──────── Record extracts

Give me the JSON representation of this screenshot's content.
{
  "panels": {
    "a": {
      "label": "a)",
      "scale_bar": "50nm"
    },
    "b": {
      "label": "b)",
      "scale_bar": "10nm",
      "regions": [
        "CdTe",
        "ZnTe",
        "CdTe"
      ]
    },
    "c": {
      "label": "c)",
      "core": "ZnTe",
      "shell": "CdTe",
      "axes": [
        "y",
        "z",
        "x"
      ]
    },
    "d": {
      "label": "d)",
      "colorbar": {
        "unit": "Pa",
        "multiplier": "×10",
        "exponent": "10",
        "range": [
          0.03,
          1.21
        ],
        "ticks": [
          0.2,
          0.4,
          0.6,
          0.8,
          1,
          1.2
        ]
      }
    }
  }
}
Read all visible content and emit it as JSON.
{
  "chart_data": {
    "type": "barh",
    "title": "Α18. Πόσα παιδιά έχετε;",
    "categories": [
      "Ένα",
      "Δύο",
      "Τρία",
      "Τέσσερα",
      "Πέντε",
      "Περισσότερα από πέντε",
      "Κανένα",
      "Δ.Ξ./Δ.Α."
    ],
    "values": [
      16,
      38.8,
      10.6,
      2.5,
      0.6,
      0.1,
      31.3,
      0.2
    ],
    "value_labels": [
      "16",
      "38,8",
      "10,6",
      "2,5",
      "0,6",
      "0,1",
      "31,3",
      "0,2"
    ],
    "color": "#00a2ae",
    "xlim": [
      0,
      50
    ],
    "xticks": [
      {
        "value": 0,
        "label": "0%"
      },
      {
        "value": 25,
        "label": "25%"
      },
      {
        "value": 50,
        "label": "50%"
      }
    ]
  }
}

────────────────

Output the entries exactly.

> _Answer to the exercise_:
Give me the JSON representation of this screenshot's content.
{
  "panels": {
    "a": {
      "label": "a)",
      "scale_bar": "50nm"
    },
    "b": {
      "label": "b)",
      "scale_bar": "10nm",
      "regions": [
        "CdTe",
        "ZnTe",
        "CdTe"
      ]
    },
    "c": {
      "label": "c)",
      "core": "ZnTe",
      "shell": "CdTe",
      "axes": [
        "y",
        "z",
        "x"
      ]
    },
    "d": {
      "label": "d)",
      "colorbar": {
        "unit": "Pa",
        "multiplier": "×10",
        "exponent": "10",
        "range": [
          0.03,
          1.21
        ],
        "ticks": [
          0.2,
          0.4,
          0.6,
          0.8,
          1,
          1.2
        ]
      }
    }
  }
}
Read all visible content and emit it as JSON.
{
  "chart_data": {
    "type": "barh",
    "title": "Α18. Πόσα παιδιά έχετε;",
    "categories": [
      "Ένα",
      "Δύο",
      "Τρία",
      "Τέσσερα",
      "Πέντε",
      "Περισσότερα από πέντε",
      "Κανένα",
      "Δ.Ξ./Δ.Α."
    ],
    "values": [
      16,
      38.8,
      10.6,
      2.5,
      0.6,
      0.1,
      31.3,
      0.2
    ],
    "value_labels": [
      "16",
      "38,8",
      "10,6",
      "2,5",
      "0,6",
      "0,1",
      "31,3",
      "0,2"
    ],
    "color": "#00a2ae",
    "xlim": [
      0,
      50
    ],
    "xticks": [
      {
        "value": 0,
        "label": "0%"
      },
      {
        "value": 25,
        "label": "25%"
      },
      {
        "value": 50,
        "label": "50%"
      }
    ]
  }
}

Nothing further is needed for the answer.